**WHAT THE EXERCISE ASKS**
Extract every line below, verbatim.

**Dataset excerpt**
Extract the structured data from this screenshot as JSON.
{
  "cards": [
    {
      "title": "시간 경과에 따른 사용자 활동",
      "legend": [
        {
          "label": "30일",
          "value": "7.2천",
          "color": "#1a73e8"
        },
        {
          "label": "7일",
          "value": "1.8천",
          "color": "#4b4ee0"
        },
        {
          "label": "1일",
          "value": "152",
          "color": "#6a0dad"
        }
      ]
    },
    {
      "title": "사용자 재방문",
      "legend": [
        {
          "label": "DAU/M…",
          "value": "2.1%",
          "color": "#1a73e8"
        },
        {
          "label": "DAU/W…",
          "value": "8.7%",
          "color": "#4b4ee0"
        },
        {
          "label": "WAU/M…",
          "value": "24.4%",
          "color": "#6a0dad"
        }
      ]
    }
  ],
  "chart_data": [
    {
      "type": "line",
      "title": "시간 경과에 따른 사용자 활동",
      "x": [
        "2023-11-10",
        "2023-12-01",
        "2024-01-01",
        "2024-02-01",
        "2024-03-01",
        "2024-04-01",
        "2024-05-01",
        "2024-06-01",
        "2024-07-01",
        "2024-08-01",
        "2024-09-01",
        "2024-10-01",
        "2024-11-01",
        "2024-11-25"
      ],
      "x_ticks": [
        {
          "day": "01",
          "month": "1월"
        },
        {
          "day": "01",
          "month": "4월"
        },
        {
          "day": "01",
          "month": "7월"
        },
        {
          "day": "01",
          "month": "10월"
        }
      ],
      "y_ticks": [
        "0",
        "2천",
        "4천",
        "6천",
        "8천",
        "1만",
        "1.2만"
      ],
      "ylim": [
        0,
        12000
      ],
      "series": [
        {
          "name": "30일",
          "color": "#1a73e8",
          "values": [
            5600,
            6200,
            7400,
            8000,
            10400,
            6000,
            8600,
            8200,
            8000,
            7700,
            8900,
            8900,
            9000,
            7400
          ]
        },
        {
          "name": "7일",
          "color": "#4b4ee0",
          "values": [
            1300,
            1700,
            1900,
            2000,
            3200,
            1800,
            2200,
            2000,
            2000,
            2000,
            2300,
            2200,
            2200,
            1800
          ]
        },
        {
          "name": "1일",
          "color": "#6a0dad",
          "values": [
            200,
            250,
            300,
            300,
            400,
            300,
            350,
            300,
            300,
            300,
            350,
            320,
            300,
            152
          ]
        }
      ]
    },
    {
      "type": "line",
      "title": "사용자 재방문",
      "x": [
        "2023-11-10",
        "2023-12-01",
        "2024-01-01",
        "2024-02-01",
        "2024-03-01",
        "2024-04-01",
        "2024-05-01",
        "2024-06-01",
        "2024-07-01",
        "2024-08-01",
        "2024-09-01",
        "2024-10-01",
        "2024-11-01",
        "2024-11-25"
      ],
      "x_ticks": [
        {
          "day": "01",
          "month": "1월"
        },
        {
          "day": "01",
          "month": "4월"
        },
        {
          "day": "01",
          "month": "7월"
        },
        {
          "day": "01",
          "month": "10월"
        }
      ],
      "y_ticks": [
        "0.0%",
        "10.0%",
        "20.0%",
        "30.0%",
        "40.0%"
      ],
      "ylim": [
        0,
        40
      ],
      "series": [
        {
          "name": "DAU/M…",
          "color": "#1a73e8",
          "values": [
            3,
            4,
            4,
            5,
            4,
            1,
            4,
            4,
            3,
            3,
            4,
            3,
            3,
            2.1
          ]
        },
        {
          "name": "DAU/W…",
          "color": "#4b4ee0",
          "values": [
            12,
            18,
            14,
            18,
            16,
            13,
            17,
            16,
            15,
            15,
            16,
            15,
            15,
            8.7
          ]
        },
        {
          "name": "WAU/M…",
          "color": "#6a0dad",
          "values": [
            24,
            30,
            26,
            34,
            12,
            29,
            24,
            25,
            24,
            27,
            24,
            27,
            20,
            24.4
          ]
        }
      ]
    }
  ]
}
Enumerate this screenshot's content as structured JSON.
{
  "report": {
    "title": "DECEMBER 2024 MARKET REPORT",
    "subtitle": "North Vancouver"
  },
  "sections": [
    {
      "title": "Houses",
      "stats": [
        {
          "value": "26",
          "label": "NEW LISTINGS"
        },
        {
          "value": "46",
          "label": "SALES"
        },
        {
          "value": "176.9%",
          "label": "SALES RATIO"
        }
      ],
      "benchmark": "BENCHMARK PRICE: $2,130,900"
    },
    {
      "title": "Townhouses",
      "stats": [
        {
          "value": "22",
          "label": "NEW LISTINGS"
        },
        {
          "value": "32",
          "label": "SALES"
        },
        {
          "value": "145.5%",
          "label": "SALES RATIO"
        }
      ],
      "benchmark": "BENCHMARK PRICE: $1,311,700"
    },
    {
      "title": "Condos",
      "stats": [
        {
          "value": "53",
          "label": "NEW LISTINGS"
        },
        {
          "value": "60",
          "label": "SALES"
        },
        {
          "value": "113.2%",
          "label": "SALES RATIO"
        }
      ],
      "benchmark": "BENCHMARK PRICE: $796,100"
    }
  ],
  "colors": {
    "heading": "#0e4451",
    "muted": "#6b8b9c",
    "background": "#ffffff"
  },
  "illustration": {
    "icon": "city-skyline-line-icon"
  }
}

**TASK ANSWER**
Extract the structured data from this screenshot as JSON.
{
  "cards": [
    {
      "title": "시간 경과에 따른 사용자 활동",
      "legend": [
        {
          "label": "30일",
          "value": "7.2천",
          "color": "#1a73e8"
        },
        {
          "label": "7일",
          "value": "1.8천",
          "color": "#4b4ee0"
        },
        {
          "label": "1일",
          "value": "152",
          "color": "#6a0dad"
        }
      ]
    },
    {
      "title": "사용자 재방문",
      "legend": [
        {
          "label": "DAU/M…",
          "value": "2.1%",
          "color": "#1a73e8"
        },
        {
          "label": "DAU/W…",
          "value": "8.7%",
          "color": "#4b4ee0"
        },
        {
          "label": "WAU/M…",
          "value": "24.4%",
          "color": "#6a0dad"
        }
      ]
    }
  ],
  "chart_data": [
    {
      "type": "line",
      "title": "시간 경과에 따른 사용자 활동",
      "x": [
        "2023-11-10",
        "2023-12-01",
        "2024-01-01",
        "2024-02-01",
        "2024-03-01",
        "2024-04-01",
        "2024-05-01",
        "2024-06-01",
        "2024-07-01",
        "2024-08-01",
        "2024-09-01",
        "2024-10-01",
        "2024-11-01",
        "2024-11-25"
      ],
      "x_ticks": [
        {
          "day": "01",
          "month": "1월"
        },
        {
          "day": "01",
          "month": "4월"
        },
        {
          "day": "01",
          "month": "7월"
        },
        {
          "day": "01",
          "month": "10월"
        }
      ],
      "y_ticks": [
        "0",
        "2천",
        "4천",
        "6천",
        "8천",
        "1만",
        "1.2만"
      ],
      "ylim": [
        0,
        12000
      ],
      "series": [
        {
          "name": "30일",
          "color": "#1a73e8",
          "values": [
            5600,
            6200,
            7400,
            8000,
            10400,
            6000,
            8600,
            8200,
            8000,
            7700,
            8900,
            8900,
            9000,
            7400
          ]
        },
        {
          "name": "7일",
          "color": "#4b4ee0",
          "values": [
            1300,
            1700,
            1900,
            2000,
            3200,
            1800,
            2200,
            2000,
            2000,
            2000,
            2300,
            2200,
            2200,
            1800
          ]
        },
        {
          "name": "1일",
          "color": "#6a0dad",
          "values": [
            200,
            250,
            300,
            300,
            400,
            300,
            350,
            300,
            300,
            300,
            350,
            320,
            300,
            152
          ]
        }
      ]
    },
    {
      "type": "line",
      "title": "사용자 재방문",
      "x": [
        "2023-11-10",
        "2023-12-01",
        "2024-01-01",
        "2024-02-01",
        "2024-03-01",
        "2024-04-01",
        "2024-05-01",
        "2024-06-01",
        "2024-07-01",
        "2024-08-01",
        "2024-09-01",
        "2024-10-01",
        "2024-11-01",
        "2024-11-25"
      ],
      "x_ticks": [
        {
          "day": "01",
          "month": "1월"
        },
        {
          "day": "01",
          "month": "4월"
        },
        {
          "day": "01",
          "month": "7월"
        },
        {
          "day": "01",
          "month": "10월"
        }
      ],
      "y_ticks": [
        "0.0%",
        "10.0%",
        "20.0%",
        "30.0%",
        "40.0%"
      ],
      "ylim": [
        0,
        40
      ],
      "series": [
        {
          "name": "DAU/M…",
          "color": "#1a73e8",
          "values": [
            3,
            4,
            4,
            5,
            4,
            1,
            4,
            4,
            3,
            3,
            4,
            3,
            3,
            2.1
          ]
        },
        {
          "name": "DAU/W…",
          "color": "#4b4ee0",
          "values": [
            12,
            18,
            14,
            18,
            16,
            13,
            17,
            16,
            15,
            15,
            16,
            15,
            15,
            8.7
          ]
        },
        {
          "name": "WAU/M…",
          "color": "#6a0dad",
          "values": [
            24,
            30,
            26,
            34,
            12,
            29,
            24,
            25,
            24,
            27,
            24,
            27,
            20,
            24.4
          ]
        }
      ]
    }
  ]
}
Enumerate this screenshot's content as structured JSON.
{
  "report": {
    "title": "DECEMBER 2024 MARKET REPORT",
    "subtitle": "North Vancouver"
  },
  "sections": [
    {
      "title": "Houses",
      "stats": [
        {
          "value": "26",
          "label": "NEW LISTINGS"
        },
        {
          "value": "46",
          "label": "SALES"
        },
        {
          "value": "176.9%",
          "label": "SALES RATIO"
        }
      ],
      "benchmark": "BENCHMARK PRICE: $2,130,900"
    },
    {
      "title": "Townhouses",
      "stats": [
        {
          "value": "22",
          "label": "NEW LISTINGS"
        },
        {
          "value": "32",
          "label": "SALES"
        },
        {
          "value": "145.5%",
          "label": "SALES RATIO"
        }
      ],
      "benchmark": "BENCHMARK PRICE: $1,311,700"
    },
    {
      "title": "Condos",
      "stats": [
        {
          "value": "53",
          "label": "NEW LISTINGS"
        },
        {
          "value": "60",
          "label": "SALES"
        },
        {
          "value": "113.2%",
          "label": "SALES RATIO"
        }
      ],
      "benchmark": "BENCHMARK PRICE: $796,100"
    }
  ],
  "colors": {
    "heading": "#0e4451",
    "muted": "#6b8b9c",
    "background": "#ffffff"
  },
  "illustration": {
    "icon": "city-skyline-line-icon"
  }
}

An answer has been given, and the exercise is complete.